begin Data shown
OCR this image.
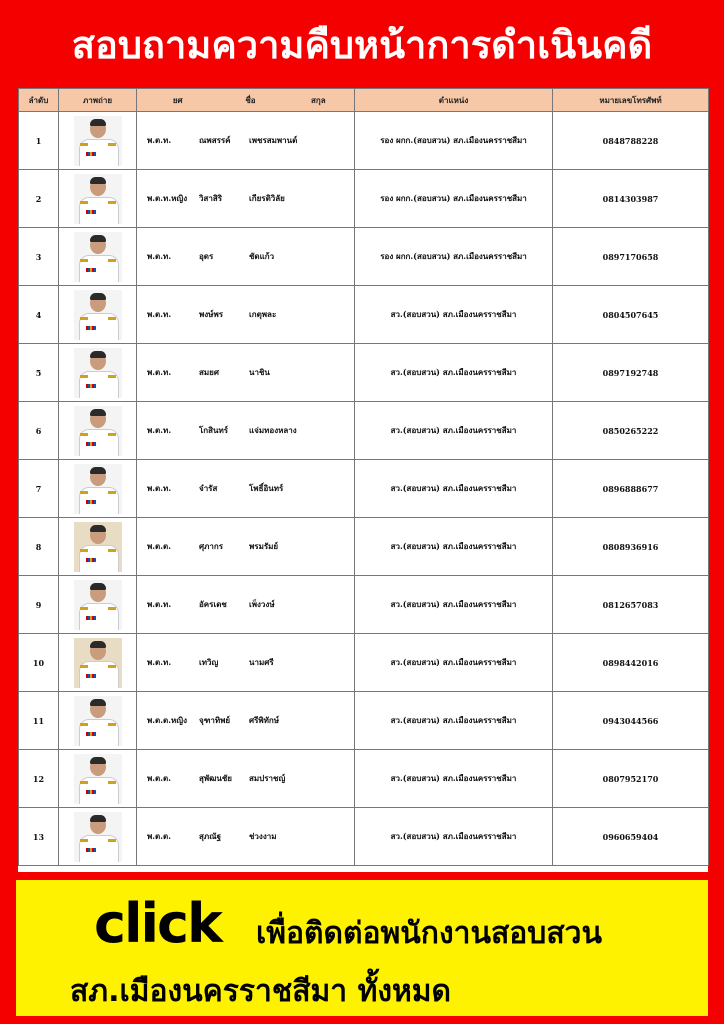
สอบถามความคืบหน้าการดำเนินคดี
ลำดับ	ภาพถ่าย	ยศ ชื่อ สกุล	ตำแหน่ง	หมายเลขโทรศัพท์
1		พ.ต.ท. ณพสรรค์ เพชรสมพานต์	รอง ผกก.(สอบสวน) สภ.เมืองนครราชสีมา	0848788228
2		พ.ต.ท.หญิง วิสาสิริ เกียรติวิลัย	รอง ผกก.(สอบสวน) สภ.เมืองนครราชสีมา	0814303987
3		พ.ต.ท. อุดร ชัดแก้ว	รอง ผกก.(สอบสวน) สภ.เมืองนครราชสีมา	0897170658
4		พ.ต.ท. พงษ์พร เกตุพละ	สว.(สอบสวน) สภ.เมืองนครราชสีมา	0804507645
5		พ.ต.ท. สมยศ นาชิน	สว.(สอบสวน) สภ.เมืองนครราชสีมา	0897192748
6		พ.ต.ท. โกสินทร์ แจ่มทองหลาง	สว.(สอบสวน) สภ.เมืองนครราชสีมา	0850265222
7		พ.ต.ท. จำรัส โพธิ์อินทร์	สว.(สอบสวน) สภ.เมืองนครราชสีมา	0896888677
8		พ.ต.ต. ศุภากร พรมรัมย์	สว.(สอบสวน) สภ.เมืองนครราชสีมา	0808936916
9		พ.ต.ท. อัครเดช เพ็งวงษ์	สว.(สอบสวน) สภ.เมืองนครราชสีมา	0812657083
10		พ.ต.ท. เทวิญ นามศรี	สว.(สอบสวน) สภ.เมืองนครราชสีมา	0898442016
11		พ.ต.ต.หญิง จุฑาทิพย์ ศรีพิทักษ์	สว.(สอบสวน) สภ.เมืองนครราชสีมา	0943044566
12		พ.ต.ต. สุพัฒนชัย สมปราชญ์	สว.(สอบสวน) สภ.เมืองนครราชสีมา	0807952170
13		พ.ต.ต. สุภณัฐ ช่วงงาม	สว.(สอบสวน) สภ.เมืองนครราชสีมา	0960659404
click เพื่อติดต่อพนักงานสอบสวน
สภ.เมืองนครราชสีมา ทั้งหมด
end Data shown
» **Work required**
Write out the material above again, word for word, minus its pictures.

» **Result for this task**
OCR this image.
สอบถามความคืบหน้าการดำเนินคดี
ลำดับ	ภาพถ่าย	ยศ ชื่อ สกุล	ตำแหน่ง	หมายเลขโทรศัพท์
1		พ.ต.ท. ณพสรรค์ เพชรสมพานต์	รอง ผกก.(สอบสวน) สภ.เมืองนครราชสีมา	0848788228
2		พ.ต.ท.หญิง วิสาสิริ เกียรติวิลัย	รอง ผกก.(สอบสวน) สภ.เมืองนครราชสีมา	0814303987
3		พ.ต.ท. อุดร ชัดแก้ว	รอง ผกก.(สอบสวน) สภ.เมืองนครราชสีมา	0897170658
4		พ.ต.ท. พงษ์พร เกตุพละ	สว.(สอบสวน) สภ.เมืองนครราชสีมา	0804507645
5		พ.ต.ท. สมยศ นาชิน	สว.(สอบสวน) สภ.เมืองนครราชสีมา	0897192748
6		พ.ต.ท. โกสินทร์ แจ่มทองหลาง	สว.(สอบสวน) สภ.เมืองนครราชสีมา	0850265222
7		พ.ต.ท. จำรัส โพธิ์อินทร์	สว.(สอบสวน) สภ.เมืองนครราชสีมา	0896888677
8		พ.ต.ต. ศุภากร พรมรัมย์	สว.(สอบสวน) สภ.เมืองนครราชสีมา	0808936916
9		พ.ต.ท. อัครเดช เพ็งวงษ์	สว.(สอบสวน) สภ.เมืองนครราชสีมา	0812657083
10		พ.ต.ท. เทวิญ นามศรี	สว.(สอบสวน) สภ.เมืองนครราชสีมา	0898442016
11		พ.ต.ต.หญิง จุฑาทิพย์ ศรีพิทักษ์	สว.(สอบสวน) สภ.เมืองนครราชสีมา	0943044566
12		พ.ต.ต. สุพัฒนชัย สมปราชญ์	สว.(สอบสวน) สภ.เมืองนครราชสีมา	0807952170
13		พ.ต.ต. สุภณัฐ ช่วงงาม	สว.(สอบสวน) สภ.เมืองนครราชสีมา	0960659404
click เพื่อติดต่อพนักงานสอบสวน
สภ.เมืองนครราชสีมา ทั้งหมด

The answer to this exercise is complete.